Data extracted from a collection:
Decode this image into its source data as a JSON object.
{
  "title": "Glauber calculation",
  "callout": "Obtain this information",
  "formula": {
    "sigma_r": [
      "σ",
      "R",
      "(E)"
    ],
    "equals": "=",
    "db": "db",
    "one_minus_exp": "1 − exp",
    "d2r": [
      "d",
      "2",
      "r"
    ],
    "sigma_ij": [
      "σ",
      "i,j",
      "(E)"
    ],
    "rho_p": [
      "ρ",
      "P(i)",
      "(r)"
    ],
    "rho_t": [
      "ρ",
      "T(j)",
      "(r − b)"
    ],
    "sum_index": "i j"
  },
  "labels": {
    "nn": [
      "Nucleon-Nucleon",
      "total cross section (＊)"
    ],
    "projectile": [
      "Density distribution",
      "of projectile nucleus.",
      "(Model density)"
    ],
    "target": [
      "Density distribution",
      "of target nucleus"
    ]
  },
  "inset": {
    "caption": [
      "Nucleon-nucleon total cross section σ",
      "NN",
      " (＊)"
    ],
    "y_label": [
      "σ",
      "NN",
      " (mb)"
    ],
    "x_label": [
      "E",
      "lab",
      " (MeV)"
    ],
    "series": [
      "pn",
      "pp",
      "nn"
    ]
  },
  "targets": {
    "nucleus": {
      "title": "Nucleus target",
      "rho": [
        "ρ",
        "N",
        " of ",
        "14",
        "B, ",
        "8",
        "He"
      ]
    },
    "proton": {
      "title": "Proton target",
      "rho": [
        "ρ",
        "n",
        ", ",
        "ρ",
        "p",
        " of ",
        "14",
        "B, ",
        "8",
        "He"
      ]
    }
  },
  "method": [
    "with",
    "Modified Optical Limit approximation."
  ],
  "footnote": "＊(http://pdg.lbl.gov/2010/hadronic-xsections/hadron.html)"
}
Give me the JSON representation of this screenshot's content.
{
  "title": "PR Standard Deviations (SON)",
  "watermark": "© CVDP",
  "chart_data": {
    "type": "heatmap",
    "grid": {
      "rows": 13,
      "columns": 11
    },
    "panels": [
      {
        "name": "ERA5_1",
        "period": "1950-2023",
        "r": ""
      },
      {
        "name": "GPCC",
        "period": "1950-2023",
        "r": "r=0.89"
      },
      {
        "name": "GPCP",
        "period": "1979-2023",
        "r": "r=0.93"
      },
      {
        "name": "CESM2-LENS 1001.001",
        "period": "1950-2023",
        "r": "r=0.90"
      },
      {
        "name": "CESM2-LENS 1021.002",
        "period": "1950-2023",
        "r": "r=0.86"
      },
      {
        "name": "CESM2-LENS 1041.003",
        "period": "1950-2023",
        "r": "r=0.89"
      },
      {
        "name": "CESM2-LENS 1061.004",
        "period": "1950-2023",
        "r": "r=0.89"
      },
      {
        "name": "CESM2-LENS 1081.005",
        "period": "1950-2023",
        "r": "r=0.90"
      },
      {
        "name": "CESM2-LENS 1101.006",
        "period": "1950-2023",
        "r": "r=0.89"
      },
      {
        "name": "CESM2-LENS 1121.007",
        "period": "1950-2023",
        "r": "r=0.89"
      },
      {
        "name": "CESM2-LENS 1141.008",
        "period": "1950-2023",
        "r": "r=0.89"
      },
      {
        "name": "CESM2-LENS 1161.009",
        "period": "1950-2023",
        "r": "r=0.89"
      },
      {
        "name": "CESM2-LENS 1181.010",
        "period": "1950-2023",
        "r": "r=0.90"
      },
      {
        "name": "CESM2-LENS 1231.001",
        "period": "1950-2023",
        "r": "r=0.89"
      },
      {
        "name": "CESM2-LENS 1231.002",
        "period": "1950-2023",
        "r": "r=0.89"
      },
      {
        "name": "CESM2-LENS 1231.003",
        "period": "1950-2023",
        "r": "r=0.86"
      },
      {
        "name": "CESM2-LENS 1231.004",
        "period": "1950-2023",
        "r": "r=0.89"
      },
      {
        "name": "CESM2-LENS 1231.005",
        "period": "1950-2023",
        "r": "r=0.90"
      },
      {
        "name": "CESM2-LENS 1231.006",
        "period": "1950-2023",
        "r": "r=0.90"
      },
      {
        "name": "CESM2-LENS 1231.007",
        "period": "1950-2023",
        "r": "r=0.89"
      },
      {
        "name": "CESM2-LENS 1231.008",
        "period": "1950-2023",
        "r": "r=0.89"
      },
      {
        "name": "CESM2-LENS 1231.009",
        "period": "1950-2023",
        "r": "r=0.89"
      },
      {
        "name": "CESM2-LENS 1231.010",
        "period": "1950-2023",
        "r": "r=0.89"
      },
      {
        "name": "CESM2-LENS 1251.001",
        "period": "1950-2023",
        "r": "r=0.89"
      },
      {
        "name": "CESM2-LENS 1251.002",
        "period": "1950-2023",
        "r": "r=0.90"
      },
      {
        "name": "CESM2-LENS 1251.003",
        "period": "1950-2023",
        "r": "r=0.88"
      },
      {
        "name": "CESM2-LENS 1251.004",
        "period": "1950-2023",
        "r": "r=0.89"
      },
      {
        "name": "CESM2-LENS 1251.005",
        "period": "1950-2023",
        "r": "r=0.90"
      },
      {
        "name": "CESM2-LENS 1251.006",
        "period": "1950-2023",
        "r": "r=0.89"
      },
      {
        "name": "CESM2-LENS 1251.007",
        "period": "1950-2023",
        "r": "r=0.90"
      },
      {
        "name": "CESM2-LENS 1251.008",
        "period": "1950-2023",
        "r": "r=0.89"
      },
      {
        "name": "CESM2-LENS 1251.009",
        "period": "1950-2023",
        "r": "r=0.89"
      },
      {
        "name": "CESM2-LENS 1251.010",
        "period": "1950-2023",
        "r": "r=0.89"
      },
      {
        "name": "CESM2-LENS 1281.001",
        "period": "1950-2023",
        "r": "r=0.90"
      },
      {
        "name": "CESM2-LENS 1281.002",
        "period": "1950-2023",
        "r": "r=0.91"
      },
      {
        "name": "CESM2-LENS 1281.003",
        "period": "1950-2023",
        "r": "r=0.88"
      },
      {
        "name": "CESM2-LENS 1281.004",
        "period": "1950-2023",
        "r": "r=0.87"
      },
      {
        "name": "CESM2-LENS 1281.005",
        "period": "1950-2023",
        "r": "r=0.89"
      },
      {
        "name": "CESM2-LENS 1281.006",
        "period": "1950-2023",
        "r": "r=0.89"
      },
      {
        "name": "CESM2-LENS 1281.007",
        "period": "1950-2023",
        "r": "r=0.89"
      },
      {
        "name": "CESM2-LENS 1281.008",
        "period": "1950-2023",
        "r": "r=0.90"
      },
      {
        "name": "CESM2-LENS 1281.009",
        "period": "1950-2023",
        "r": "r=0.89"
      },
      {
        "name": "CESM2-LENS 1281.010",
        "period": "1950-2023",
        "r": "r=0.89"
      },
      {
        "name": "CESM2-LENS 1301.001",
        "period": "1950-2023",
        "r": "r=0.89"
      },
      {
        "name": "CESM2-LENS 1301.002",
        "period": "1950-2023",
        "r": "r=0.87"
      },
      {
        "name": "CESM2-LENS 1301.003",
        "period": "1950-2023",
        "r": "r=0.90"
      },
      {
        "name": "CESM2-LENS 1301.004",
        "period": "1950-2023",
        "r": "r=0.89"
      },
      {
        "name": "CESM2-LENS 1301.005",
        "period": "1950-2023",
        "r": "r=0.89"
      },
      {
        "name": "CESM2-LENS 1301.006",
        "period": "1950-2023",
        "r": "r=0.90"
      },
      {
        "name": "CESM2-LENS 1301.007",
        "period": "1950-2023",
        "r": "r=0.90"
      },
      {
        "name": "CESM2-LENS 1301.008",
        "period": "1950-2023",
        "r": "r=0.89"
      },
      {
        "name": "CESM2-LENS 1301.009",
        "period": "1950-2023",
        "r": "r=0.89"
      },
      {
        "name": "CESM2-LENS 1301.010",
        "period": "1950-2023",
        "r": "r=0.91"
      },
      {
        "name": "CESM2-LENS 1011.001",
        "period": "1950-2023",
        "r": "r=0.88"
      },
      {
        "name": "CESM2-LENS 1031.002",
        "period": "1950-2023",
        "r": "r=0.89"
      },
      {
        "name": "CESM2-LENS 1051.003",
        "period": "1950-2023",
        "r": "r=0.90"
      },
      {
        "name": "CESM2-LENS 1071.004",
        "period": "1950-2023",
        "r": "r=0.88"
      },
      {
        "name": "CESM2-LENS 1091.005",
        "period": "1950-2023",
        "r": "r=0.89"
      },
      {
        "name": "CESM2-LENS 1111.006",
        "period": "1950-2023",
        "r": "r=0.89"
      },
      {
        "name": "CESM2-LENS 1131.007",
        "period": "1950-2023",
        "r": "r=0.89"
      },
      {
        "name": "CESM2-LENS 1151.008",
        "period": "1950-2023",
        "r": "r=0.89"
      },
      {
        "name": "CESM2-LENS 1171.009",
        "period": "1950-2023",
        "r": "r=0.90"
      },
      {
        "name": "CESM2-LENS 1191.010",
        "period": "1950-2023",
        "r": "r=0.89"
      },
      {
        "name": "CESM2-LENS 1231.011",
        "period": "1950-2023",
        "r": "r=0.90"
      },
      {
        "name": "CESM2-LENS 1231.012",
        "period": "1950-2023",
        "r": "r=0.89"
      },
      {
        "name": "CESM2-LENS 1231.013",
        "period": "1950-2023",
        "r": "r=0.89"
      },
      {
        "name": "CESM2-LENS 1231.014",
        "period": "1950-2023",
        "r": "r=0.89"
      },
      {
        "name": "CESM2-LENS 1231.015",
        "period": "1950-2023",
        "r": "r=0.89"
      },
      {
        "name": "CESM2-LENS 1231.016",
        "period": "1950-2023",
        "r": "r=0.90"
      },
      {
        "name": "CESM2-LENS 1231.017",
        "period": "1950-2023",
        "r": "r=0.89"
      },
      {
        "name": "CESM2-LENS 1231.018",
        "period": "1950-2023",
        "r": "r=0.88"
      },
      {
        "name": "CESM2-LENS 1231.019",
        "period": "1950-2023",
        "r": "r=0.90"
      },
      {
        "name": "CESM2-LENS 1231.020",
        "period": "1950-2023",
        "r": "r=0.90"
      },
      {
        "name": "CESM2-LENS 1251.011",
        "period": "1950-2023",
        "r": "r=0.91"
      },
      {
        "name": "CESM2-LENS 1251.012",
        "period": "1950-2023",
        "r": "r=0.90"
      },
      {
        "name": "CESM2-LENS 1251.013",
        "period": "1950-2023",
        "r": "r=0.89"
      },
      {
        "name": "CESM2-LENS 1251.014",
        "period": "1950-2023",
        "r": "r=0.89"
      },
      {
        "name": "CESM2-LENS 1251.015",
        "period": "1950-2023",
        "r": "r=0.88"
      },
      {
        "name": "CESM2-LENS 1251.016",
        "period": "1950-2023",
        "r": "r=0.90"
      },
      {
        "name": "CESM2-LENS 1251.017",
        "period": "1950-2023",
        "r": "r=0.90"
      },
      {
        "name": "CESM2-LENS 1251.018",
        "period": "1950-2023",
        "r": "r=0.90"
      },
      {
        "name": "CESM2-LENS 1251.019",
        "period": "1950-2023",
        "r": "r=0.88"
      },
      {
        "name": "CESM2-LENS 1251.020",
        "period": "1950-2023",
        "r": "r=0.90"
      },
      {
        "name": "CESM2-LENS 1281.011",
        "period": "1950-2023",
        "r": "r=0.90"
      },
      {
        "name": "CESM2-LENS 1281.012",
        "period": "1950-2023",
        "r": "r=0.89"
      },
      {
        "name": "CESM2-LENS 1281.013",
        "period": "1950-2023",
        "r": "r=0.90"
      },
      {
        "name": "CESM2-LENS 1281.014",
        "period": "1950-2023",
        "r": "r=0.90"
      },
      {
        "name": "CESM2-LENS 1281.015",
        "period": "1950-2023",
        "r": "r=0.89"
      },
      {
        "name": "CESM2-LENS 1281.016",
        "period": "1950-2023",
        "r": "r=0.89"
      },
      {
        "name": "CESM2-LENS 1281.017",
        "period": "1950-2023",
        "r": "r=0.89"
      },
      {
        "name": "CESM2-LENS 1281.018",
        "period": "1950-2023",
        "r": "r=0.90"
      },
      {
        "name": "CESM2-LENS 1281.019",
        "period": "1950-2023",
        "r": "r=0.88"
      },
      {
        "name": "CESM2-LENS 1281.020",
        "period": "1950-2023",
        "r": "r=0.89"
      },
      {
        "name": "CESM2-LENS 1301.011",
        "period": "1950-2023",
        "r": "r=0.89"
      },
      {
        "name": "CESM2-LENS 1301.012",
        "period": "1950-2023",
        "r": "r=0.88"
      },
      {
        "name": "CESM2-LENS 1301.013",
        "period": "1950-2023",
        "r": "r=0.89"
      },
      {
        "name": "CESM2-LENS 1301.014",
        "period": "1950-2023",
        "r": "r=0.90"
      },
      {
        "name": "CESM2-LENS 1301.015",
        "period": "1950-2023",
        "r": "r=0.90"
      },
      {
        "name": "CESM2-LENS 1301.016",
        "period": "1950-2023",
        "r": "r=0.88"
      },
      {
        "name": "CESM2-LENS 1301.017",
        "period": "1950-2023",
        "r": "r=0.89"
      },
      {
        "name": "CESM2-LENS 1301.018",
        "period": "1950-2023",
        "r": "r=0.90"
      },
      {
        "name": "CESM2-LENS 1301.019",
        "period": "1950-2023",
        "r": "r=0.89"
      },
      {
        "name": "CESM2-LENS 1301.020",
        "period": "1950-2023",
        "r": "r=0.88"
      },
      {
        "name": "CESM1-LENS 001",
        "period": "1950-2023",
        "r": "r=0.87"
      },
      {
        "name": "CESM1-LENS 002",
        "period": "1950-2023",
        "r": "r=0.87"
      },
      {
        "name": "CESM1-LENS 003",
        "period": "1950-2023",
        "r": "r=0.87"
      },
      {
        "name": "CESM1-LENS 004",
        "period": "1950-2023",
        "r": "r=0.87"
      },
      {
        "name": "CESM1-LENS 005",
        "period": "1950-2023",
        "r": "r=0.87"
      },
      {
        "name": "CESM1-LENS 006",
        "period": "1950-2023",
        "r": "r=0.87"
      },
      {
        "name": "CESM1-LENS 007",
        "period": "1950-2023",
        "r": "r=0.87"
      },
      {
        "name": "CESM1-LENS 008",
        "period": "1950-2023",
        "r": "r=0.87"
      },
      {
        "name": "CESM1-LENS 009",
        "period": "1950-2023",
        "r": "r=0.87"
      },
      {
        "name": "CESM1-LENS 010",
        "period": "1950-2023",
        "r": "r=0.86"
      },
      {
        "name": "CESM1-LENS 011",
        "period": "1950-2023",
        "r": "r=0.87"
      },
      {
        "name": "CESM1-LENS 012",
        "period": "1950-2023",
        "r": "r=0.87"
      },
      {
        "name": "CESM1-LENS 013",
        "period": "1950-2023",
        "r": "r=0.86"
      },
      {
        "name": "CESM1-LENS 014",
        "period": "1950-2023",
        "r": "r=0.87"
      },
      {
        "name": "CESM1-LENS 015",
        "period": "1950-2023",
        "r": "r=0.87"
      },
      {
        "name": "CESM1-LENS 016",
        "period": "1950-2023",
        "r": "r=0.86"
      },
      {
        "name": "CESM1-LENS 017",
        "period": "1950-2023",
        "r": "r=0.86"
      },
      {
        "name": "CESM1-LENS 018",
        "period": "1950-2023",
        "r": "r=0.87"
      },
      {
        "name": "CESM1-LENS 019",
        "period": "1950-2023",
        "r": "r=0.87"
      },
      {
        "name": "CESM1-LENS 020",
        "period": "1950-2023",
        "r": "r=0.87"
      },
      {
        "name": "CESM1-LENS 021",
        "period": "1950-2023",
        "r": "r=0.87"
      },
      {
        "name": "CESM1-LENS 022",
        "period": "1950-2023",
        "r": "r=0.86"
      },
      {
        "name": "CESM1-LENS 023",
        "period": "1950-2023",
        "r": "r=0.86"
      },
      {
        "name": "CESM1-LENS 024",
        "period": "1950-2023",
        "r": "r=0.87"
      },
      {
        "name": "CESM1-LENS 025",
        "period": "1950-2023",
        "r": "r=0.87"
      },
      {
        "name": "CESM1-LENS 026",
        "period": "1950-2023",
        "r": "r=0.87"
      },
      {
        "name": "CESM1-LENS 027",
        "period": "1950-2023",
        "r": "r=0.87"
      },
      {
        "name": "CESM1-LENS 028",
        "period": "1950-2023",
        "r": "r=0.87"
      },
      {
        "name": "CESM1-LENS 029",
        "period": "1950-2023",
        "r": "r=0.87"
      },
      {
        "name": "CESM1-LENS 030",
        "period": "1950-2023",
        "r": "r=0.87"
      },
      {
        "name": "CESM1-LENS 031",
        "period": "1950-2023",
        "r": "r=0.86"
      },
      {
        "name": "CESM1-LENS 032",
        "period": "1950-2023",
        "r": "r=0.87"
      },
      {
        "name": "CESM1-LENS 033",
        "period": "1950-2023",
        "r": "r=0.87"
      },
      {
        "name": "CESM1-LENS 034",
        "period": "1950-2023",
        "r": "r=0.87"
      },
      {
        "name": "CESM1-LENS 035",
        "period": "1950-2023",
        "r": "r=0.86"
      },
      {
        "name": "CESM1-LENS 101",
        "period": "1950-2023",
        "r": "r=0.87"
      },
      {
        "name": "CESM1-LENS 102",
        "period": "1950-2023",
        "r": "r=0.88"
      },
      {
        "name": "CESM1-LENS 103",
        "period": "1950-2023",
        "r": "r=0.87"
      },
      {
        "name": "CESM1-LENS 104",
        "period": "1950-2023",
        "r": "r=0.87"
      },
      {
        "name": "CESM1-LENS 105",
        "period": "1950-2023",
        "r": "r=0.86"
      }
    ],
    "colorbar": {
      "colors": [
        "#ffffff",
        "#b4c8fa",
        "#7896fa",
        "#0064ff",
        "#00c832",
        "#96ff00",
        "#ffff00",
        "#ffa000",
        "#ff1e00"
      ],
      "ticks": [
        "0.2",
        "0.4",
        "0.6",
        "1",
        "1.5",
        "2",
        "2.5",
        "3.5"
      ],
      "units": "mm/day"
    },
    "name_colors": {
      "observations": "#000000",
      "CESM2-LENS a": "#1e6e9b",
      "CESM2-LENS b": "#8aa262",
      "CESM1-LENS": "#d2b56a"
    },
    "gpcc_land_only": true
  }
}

OBJECTIVE: Reproduce each line of the material containing the word "title".

COMPLETE ANSWER:
  "title": "Glauber calculation",
      "title": "Nucleus target",
      "title": "Proton target",
  "title": "PR Standard Deviations (SON)",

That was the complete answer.